_The problem_. Search the listing below for "Quarterly". Copy each matching line.

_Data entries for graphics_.
● ● ● ● ● ● ●

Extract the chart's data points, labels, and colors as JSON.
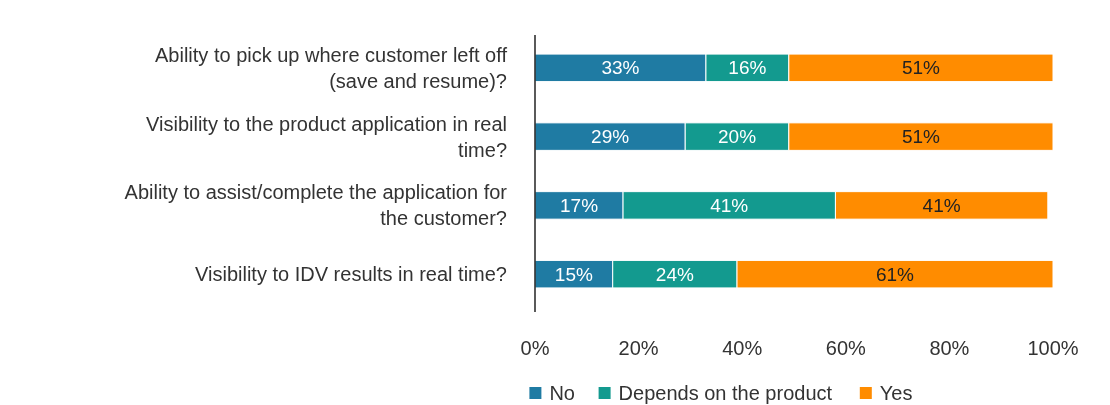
{
  "chart_data": {
    "type": "bar",
    "orientation": "horizontal",
    "stacked": true,
    "categories": [
      "Ability to pick up where customer left off (save and resume)?",
      "Visibility to the product application in real time?",
      "Ability to assist/complete the application for the customer?",
      "Visibility to IDV results in real time?"
    ],
    "series": [
      {
        "name": "No",
        "color": "#1f7ba3",
        "values": [
          33,
          29,
          17,
          15
        ],
        "value_labels": [
          "33%",
          "29%",
          "17%",
          "15%"
        ]
      },
      {
        "name": "Depends on the product",
        "color": "#139a8f",
        "values": [
          16,
          20,
          41,
          24
        ],
        "value_labels": [
          "16%",
          "20%",
          "41%",
          "24%"
        ]
      },
      {
        "name": "Yes",
        "color": "#ff8c00",
        "values": [
          51,
          51,
          41,
          61
        ],
        "value_labels": [
          "51%",
          "51%",
          "41%",
          "61%"
        ]
      }
    ],
    "xlim": [
      0,
      100
    ],
    "xticks": [
      {
        "value": 0,
        "label": "0%"
      },
      {
        "value": 20,
        "label": "20%"
      },
      {
        "value": 40,
        "label": "40%"
      },
      {
        "value": 60,
        "label": "60%"
      },
      {
        "value": 80,
        "label": "80%"
      },
      {
        "value": 100,
        "label": "100%"
      }
    ],
    "legend": "bottom",
    "grid": false
  }
}
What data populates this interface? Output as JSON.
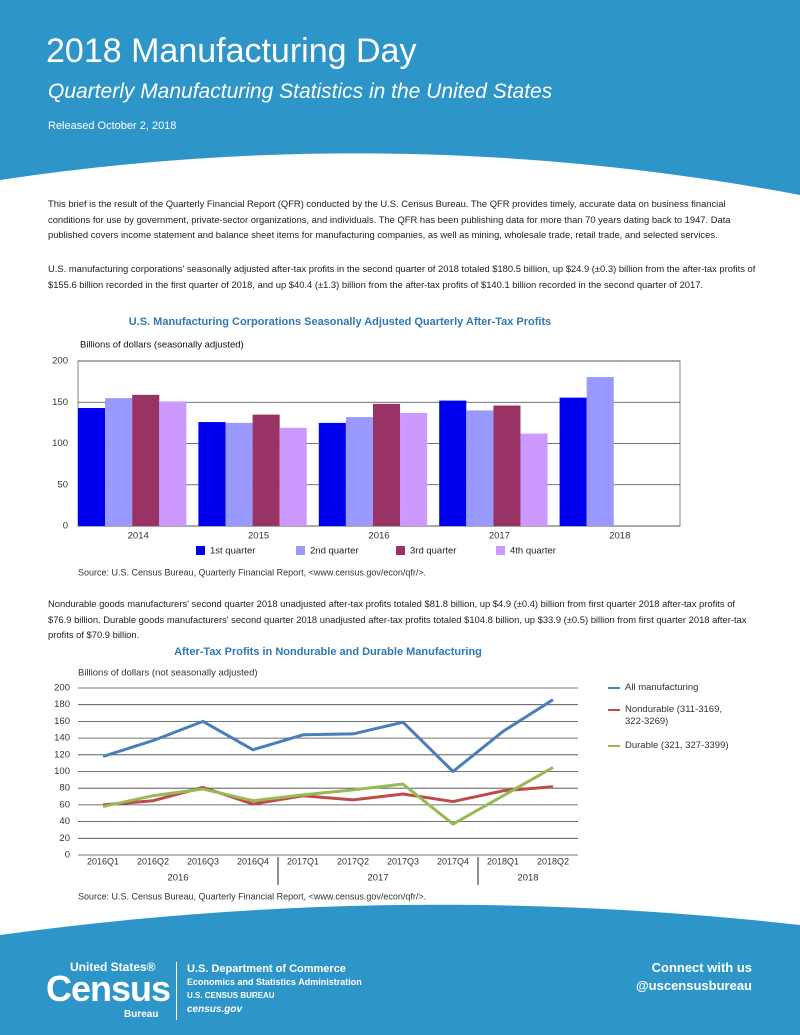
{
  "header": {
    "title": "2018 Manufacturing Day",
    "subtitle": "Quarterly Manufacturing Statistics in the United States",
    "released": "Released October 2, 2018"
  },
  "paragraphs": [
    "This brief is the result of the Quarterly Financial Report (QFR) conducted by the U.S. Census Bureau. The QFR provides timely, accurate data on business financial conditions for use by government, private-sector organizations, and individuals. The QFR has been publishing data for more than 70 years dating back to 1947. Data published covers income statement and balance sheet items for manufacturing companies, as well as mining, wholesale trade, retail trade, and selected services.",
    "U.S. manufacturing corporations' seasonally adjusted after-tax profits in the second quarter of 2018 totaled $180.5 billion, up $24.9 (±0.3) billion from the after-tax profits of $155.6 billion recorded in the first quarter of 2018, and up $40.4 (±1.3) billion from the after-tax profits of $140.1 billion recorded in the second quarter of 2017.",
    "Nondurable goods manufacturers' second quarter 2018 unadjusted after-tax profits totaled $81.8 billion, up $4.9 (±0.4) billion from first quarter 2018 after-tax profits of $76.9 billion. Durable goods manufacturers' second quarter 2018 unadjusted after-tax profits totaled $104.8 billion, up $33.9 (±0.5) billion from first quarter 2018 after-tax profits of $70.9 billion."
  ],
  "chart_data": [
    {
      "type": "bar",
      "title": "U.S. Manufacturing Corporations Seasonally Adjusted Quarterly After-Tax Profits",
      "y_label": "Billions of dollars (seasonally adjusted)",
      "categories": [
        "2014",
        "2015",
        "2016",
        "2017",
        "2018"
      ],
      "series": [
        {
          "name": "1st quarter",
          "color": "#0000ee",
          "values": [
            143,
            126,
            125,
            152,
            155.6
          ]
        },
        {
          "name": "2nd quarter",
          "color": "#9999ff",
          "values": [
            155,
            125,
            132,
            140.1,
            180.5
          ]
        },
        {
          "name": "3rd quarter",
          "color": "#993366",
          "values": [
            159,
            135,
            148,
            146,
            null
          ]
        },
        {
          "name": "4th quarter",
          "color": "#cc99ff",
          "values": [
            151,
            119,
            137,
            112,
            null
          ]
        }
      ],
      "ylim": [
        0,
        200
      ],
      "yticks": [
        0,
        50,
        100,
        150,
        200
      ],
      "grid": true,
      "source": "Source: U.S. Census Bureau, Quarterly Financial Report, <www.census.gov/econ/qfr/>."
    },
    {
      "type": "line",
      "title": "After-Tax Profits in Nondurable and Durable Manufacturing",
      "y_label": "Billions of dollars (not seasonally adjusted)",
      "categories": [
        "2016Q1",
        "2016Q2",
        "2016Q3",
        "2016Q4",
        "2017Q1",
        "2017Q2",
        "2017Q3",
        "2017Q4",
        "2018Q1",
        "2018Q2"
      ],
      "groups": [
        "2016",
        "2017",
        "2018"
      ],
      "series": [
        {
          "name": "All manufacturing",
          "color": "#4a7ebb",
          "values": [
            118,
            137,
            160,
            126,
            144,
            145,
            159,
            100,
            148,
            186
          ]
        },
        {
          "name": "Nondurable (311-3169, 322-3269)",
          "color": "#be4b48",
          "values": [
            60,
            65,
            81,
            61,
            71,
            66,
            73,
            64,
            76.9,
            81.8
          ]
        },
        {
          "name": "Durable (321, 327-3399)",
          "color": "#98b954",
          "values": [
            58,
            71,
            79,
            65,
            72,
            78,
            85,
            37,
            70.9,
            104.8
          ]
        }
      ],
      "ylim": [
        0,
        200
      ],
      "yticks": [
        0,
        20,
        40,
        60,
        80,
        100,
        120,
        140,
        160,
        180,
        200
      ],
      "grid": true,
      "source": "Source: U.S. Census Bureau, Quarterly Financial Report, <www.census.gov/econ/qfr/>."
    }
  ],
  "footer": {
    "logo_top": "United States®",
    "logo_main": "Census",
    "logo_bottom": "Bureau",
    "dept": "U.S. Department of Commerce",
    "esa": "Economics and Statistics Administration",
    "bureau": "U.S. CENSUS BUREAU",
    "site": "census.gov",
    "connect": "Connect with us",
    "handle": "@uscensusbureau"
  }
}
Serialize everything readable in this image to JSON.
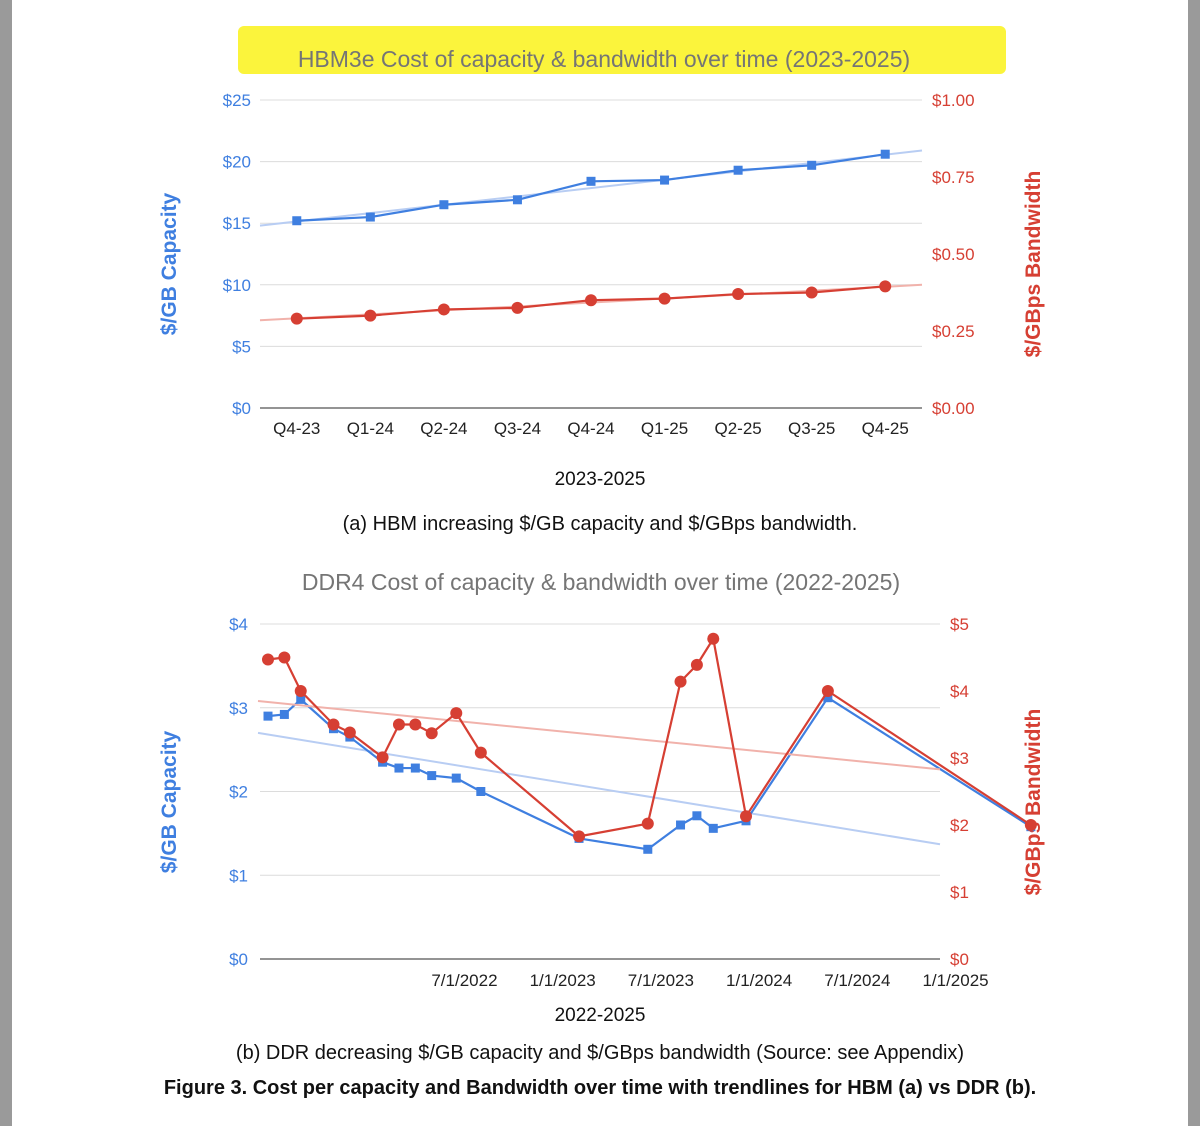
{
  "colors": {
    "capacity": "#3f7fe0",
    "bandwidth": "#d63f33",
    "capacity_trend": "#b8cdf3",
    "bandwidth_trend": "#f1b2ab",
    "title_gray": "#757575",
    "grid": "#dcdcdc",
    "highlight": "#fbf43c"
  },
  "chart_data": [
    {
      "type": "line",
      "title": "HBM3e Cost of capacity & bandwidth over time (2023-2025)",
      "xlabel": "2023-2025",
      "ylabel_left": "$/GB Capacity",
      "ylabel_right": "$/GBps Bandwidth",
      "categories": [
        "Q4-23",
        "Q1-24",
        "Q2-24",
        "Q3-24",
        "Q4-24",
        "Q1-25",
        "Q2-25",
        "Q3-25",
        "Q4-25"
      ],
      "left_ticks": [
        "$0",
        "$5",
        "$10",
        "$15",
        "$20",
        "$25"
      ],
      "right_ticks": [
        "$0.00",
        "$0.25",
        "$0.50",
        "$0.75",
        "$1.00"
      ],
      "ylim_left": [
        0,
        25
      ],
      "ylim_right": [
        0,
        1.0
      ],
      "series": [
        {
          "name": "$/GB Capacity",
          "axis": "left",
          "marker": "square",
          "values": [
            15.2,
            15.5,
            16.5,
            16.9,
            18.4,
            18.5,
            19.3,
            19.7,
            20.6
          ],
          "trendline": [
            14.8,
            20.9
          ]
        },
        {
          "name": "$/GBps Bandwidth",
          "axis": "right",
          "marker": "circle",
          "values": [
            0.29,
            0.3,
            0.32,
            0.325,
            0.35,
            0.355,
            0.37,
            0.375,
            0.395
          ],
          "trendline": [
            0.285,
            0.4
          ]
        }
      ],
      "caption": "(a) HBM increasing $/GB capacity and $/GBps bandwidth."
    },
    {
      "type": "line",
      "title": "DDR4 Cost of capacity & bandwidth over time (2022-2025)",
      "xlabel": "2022-2025",
      "ylabel_left": "$/GB Capacity",
      "ylabel_right": "$/GBps Bandwidth",
      "x_tick_labels": [
        "7/1/2022",
        "1/1/2023",
        "7/1/2023",
        "1/1/2024",
        "7/1/2024",
        "1/1/2025"
      ],
      "x_tick_months": [
        6,
        12,
        18,
        24,
        30,
        36
      ],
      "xlim_months": [
        -6,
        34.5
      ],
      "left_ticks": [
        "$0",
        "$1",
        "$2",
        "$3",
        "$4"
      ],
      "right_ticks": [
        "$0",
        "$1",
        "$2",
        "$3",
        "$4",
        "$5"
      ],
      "ylim_left": [
        0,
        4
      ],
      "ylim_right": [
        0,
        5
      ],
      "series": [
        {
          "name": "$/GB Capacity",
          "axis": "left",
          "marker": "square",
          "x": [
            -6,
            -5,
            -4,
            -2,
            -1,
            1,
            2,
            3,
            4,
            5.5,
            7,
            13,
            17.2,
            19.2,
            20.2,
            21.2,
            23.2,
            28.2,
            40.6
          ],
          "values": [
            2.9,
            2.92,
            3.1,
            2.75,
            2.65,
            2.35,
            2.28,
            2.28,
            2.19,
            2.16,
            2.0,
            1.44,
            1.31,
            1.6,
            1.71,
            1.56,
            1.65,
            3.12,
            1.58
          ],
          "trendline": [
            2.7,
            1.37
          ]
        },
        {
          "name": "$/GBps Bandwidth",
          "axis": "right",
          "marker": "circle",
          "x": [
            -6,
            -5,
            -4,
            -2,
            -1,
            1,
            2,
            3,
            4,
            5.5,
            7,
            13,
            17.2,
            19.2,
            20.2,
            21.2,
            23.2,
            28.2,
            40.6
          ],
          "values": [
            4.47,
            4.5,
            4.0,
            3.5,
            3.38,
            3.01,
            3.5,
            3.5,
            3.37,
            3.67,
            3.08,
            1.83,
            2.02,
            4.14,
            4.39,
            4.78,
            2.13,
            4.0,
            2.0
          ],
          "trendline": [
            3.85,
            2.83
          ]
        }
      ],
      "caption": "(b) DDR decreasing $/GB capacity and $/GBps bandwidth (Source: see Appendix)"
    }
  ],
  "figure_caption": "Figure 3. Cost per capacity and Bandwidth over time with trendlines for HBM (a) vs DDR (b)."
}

● ● ● ● ● ● ●

_Correct result_.
    "subtitle": "Quarterly Manufacturing Statistics in the United States",
    "This brief is the result of the Quarterly Financial Report (QFR) conducted by the U.S. Census Bureau. The QFR provides timely, accurate data on business financial conditions for use by government, private-sector organizations, and individuals. The QFR has been publishing data for more than 70 years dating back to 1947. Data published covers income statement and balance sheet items for manufacturing companies, as well as mining, wholesale trade, retail trade, and selected services.",
      "title": "U.S. Manufacturing Corporations Seasonally Adjusted Quarterly After-Tax Profits",
      "source": "Source: U.S. Census Bureau, Quarterly Financial Report, <www.census.gov/econ/qfr/>."
      "source": "Source: U.S. Census Bureau, Quarterly Financial Report, <www.census.gov/econ/qfr/>."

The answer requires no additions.